■ **Task brief**
Copy each of the items below word for word, leaving the pictures out of your answer.

# start of Task inputs

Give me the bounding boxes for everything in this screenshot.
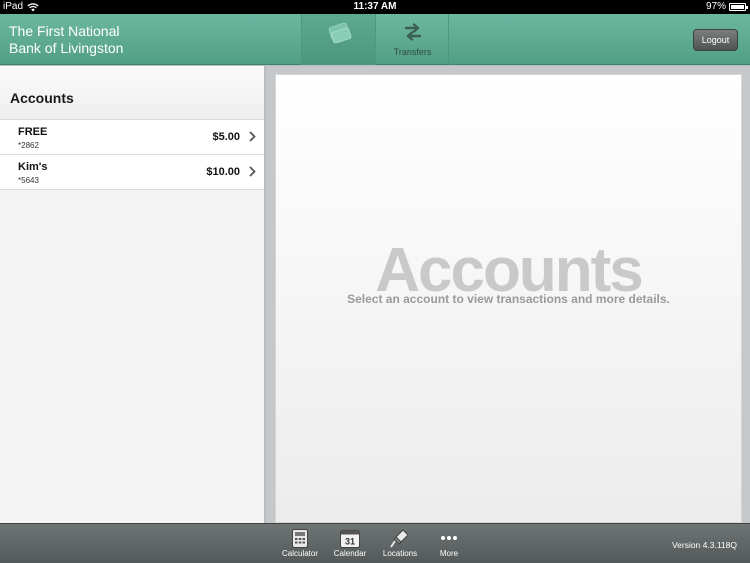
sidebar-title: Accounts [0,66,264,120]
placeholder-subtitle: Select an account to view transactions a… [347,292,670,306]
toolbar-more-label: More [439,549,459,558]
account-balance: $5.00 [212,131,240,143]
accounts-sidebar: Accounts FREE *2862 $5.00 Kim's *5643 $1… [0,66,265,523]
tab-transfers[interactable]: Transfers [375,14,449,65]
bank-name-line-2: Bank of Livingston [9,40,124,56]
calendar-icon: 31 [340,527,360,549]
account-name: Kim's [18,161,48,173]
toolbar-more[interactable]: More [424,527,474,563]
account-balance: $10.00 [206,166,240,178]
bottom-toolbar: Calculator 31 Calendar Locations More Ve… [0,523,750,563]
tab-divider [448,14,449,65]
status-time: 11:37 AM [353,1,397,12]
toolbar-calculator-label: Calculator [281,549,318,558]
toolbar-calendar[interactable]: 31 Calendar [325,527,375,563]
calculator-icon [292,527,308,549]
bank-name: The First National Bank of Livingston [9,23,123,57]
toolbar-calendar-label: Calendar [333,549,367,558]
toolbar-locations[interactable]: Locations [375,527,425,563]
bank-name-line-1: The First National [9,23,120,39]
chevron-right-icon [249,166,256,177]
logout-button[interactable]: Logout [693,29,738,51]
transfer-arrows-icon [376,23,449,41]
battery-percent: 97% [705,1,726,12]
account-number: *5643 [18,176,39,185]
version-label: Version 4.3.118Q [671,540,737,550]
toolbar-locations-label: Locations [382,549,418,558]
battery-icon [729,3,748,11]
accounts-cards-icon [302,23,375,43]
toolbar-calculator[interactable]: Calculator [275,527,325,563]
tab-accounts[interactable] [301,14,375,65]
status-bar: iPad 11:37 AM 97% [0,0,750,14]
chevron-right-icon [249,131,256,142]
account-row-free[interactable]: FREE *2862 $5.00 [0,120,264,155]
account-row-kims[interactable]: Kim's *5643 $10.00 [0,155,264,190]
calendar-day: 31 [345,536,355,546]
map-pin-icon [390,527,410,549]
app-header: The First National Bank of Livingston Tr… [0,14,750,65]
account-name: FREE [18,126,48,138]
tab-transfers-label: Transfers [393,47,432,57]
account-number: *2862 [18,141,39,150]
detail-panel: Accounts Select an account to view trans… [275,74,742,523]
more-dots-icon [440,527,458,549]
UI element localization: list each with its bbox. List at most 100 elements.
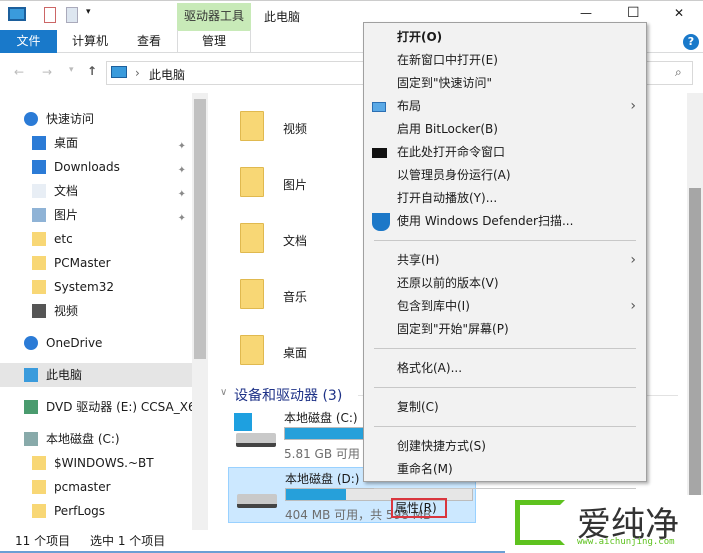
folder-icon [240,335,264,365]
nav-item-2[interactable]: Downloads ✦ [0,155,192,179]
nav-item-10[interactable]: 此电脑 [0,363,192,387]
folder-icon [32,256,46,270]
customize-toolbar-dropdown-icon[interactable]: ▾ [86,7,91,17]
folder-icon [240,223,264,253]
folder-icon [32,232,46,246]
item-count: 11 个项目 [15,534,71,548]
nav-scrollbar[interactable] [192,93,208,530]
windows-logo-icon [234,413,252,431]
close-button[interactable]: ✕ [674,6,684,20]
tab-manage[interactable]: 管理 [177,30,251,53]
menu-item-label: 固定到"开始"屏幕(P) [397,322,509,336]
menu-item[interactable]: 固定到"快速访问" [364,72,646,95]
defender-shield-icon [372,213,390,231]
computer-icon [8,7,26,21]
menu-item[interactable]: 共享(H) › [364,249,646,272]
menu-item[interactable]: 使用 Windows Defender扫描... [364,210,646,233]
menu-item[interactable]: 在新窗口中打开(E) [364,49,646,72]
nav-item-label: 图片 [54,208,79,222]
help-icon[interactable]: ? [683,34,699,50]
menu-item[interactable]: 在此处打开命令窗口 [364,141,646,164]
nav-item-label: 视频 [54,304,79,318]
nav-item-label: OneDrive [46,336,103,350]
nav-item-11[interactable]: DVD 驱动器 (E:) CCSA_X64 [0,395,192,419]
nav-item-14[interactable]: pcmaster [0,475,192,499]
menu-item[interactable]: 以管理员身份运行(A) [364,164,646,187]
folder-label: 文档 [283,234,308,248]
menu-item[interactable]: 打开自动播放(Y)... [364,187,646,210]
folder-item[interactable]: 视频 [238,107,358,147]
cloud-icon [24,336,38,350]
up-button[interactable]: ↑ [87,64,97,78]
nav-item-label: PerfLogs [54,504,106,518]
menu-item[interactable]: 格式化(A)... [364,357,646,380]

# end of Task inputs

■ **Exercise solution**
Give me the bounding boxes for everything in this screenshot.
sidebar-title: Accounts [0,66,264,120]
placeholder-subtitle: Select an account to view transactions a… [347,292,670,306]
toolbar-more-label: More [439,549,459,558]
account-balance: $5.00 [212,131,240,143]
accounts-sidebar: Accounts FREE *2862 $5.00 Kim's *5643 $1… [0,66,265,523]
tab-transfers[interactable]: Transfers [375,14,449,65]
bank-name-line-2: Bank of Livingston [9,40,124,56]
calendar-icon: 31 [340,527,360,549]
account-name: Kim's [18,161,48,173]
toolbar-more[interactable]: More [424,527,474,563]
account-balance: $10.00 [206,166,240,178]
bottom-toolbar: Calculator 31 Calendar Locations More Ve… [0,523,750,563]
tab-divider [448,14,449,65]
status-time: 11:37 AM [353,1,397,12]
toolbar-calculator-label: Calculator [281,549,318,558]
toolbar-calendar[interactable]: 31 Calendar [325,527,375,563]
calculator-icon [292,527,308,549]
bank-name: The First National Bank of Livingston [9,23,123,57]
toolbar-calendar-label: Calendar [333,549,367,558]
toolbar-locations[interactable]: Locations [375,527,425,563]
bank-name-line-1: The First National [9,23,120,39]
chevron-right-icon [249,166,256,177]
logout-button[interactable]: Logout [693,29,738,51]
transfer-arrows-icon [376,23,449,41]
battery-percent: 97% [705,1,726,12]
account-number: *5643 [18,176,39,185]
version-label: Version 4.3.118Q [671,540,737,550]
toolbar-locations-label: Locations [382,549,418,558]
battery-icon [729,3,748,11]
accounts-cards-icon [302,23,375,43]
toolbar-calculator[interactable]: Calculator [275,527,325,563]
tab-accounts[interactable] [301,14,375,65]
status-bar: iPad 11:37 AM 97% [0,0,750,14]
chevron-right-icon [249,131,256,142]
account-row-free[interactable]: FREE *2862 $5.00 [0,120,264,155]
account-row-kims[interactable]: Kim's *5643 $10.00 [0,155,264,190]
calendar-day: 31 [345,536,355,546]
map-pin-icon [390,527,410,549]
app-header: The First National Bank of Livingston Tr… [0,14,750,65]
account-name: FREE [18,126,48,138]
tab-transfers-label: Transfers [393,47,432,57]
account-number: *2862 [18,141,39,150]
detail-panel: Accounts Select an account to view trans… [275,74,742,523]
more-dots-icon [440,527,458,549]
UI element localization: list each with its bbox. List at most 100 elements.
folder-icon [240,335,264,365]
nav-item-2[interactable]: Downloads ✦ [0,155,192,179]
nav-item-10[interactable]: 此电脑 [0,363,192,387]
folder-icon [32,256,46,270]
customize-toolbar-dropdown-icon[interactable]: ▾ [86,7,91,17]
folder-icon [240,223,264,253]
folder-icon [32,232,46,246]
item-count: 11 个项目 [15,534,71,548]
nav-scrollbar[interactable] [192,93,208,530]
windows-logo-icon [234,413,252,431]
close-button[interactable]: ✕ [674,6,684,20]
tab-manage[interactable]: 管理 [177,30,251,53]
menu-item-label: 固定到"开始"屏幕(P) [397,322,509,336]
menu-item[interactable]: 固定到"快速访问" [364,72,646,95]
defender-shield-icon [372,213,390,231]
computer-icon [8,7,26,21]
menu-item[interactable]: 共享(H) › [364,249,646,272]
menu-item[interactable]: 使用 Windows Defender扫描... [364,210,646,233]
menu-item[interactable]: 在新窗口中打开(E) [364,49,646,72]
nav-item-label: 图片 [54,208,79,222]
help-icon[interactable]: ? [683,34,699,50]
menu-item[interactable]: 在此处打开命令窗口 [364,141,646,164]
nav-item-label: 视频 [54,304,79,318]
nav-item-label: OneDrive [46,336,103,350]
nav-item-11[interactable]: DVD 驱动器 (E:) CCSA_X64 [0,395,192,419]
nav-item-14[interactable]: pcmaster [0,475,192,499]
menu-item[interactable]: 以管理员身份运行(A) [364,164,646,187]
folder-label: 文档 [283,234,308,248]
menu-item[interactable]: 打开自动播放(Y)... [364,187,646,210]
folder-item[interactable]: 视频 [238,107,358,147]
cloud-icon [24,336,38,350]
up-button[interactable]: ↑ [87,64,97,78]
nav-item-label: PerfLogs [54,504,106,518]
menu-item[interactable]: 格式化(A)... [364,357,646,380]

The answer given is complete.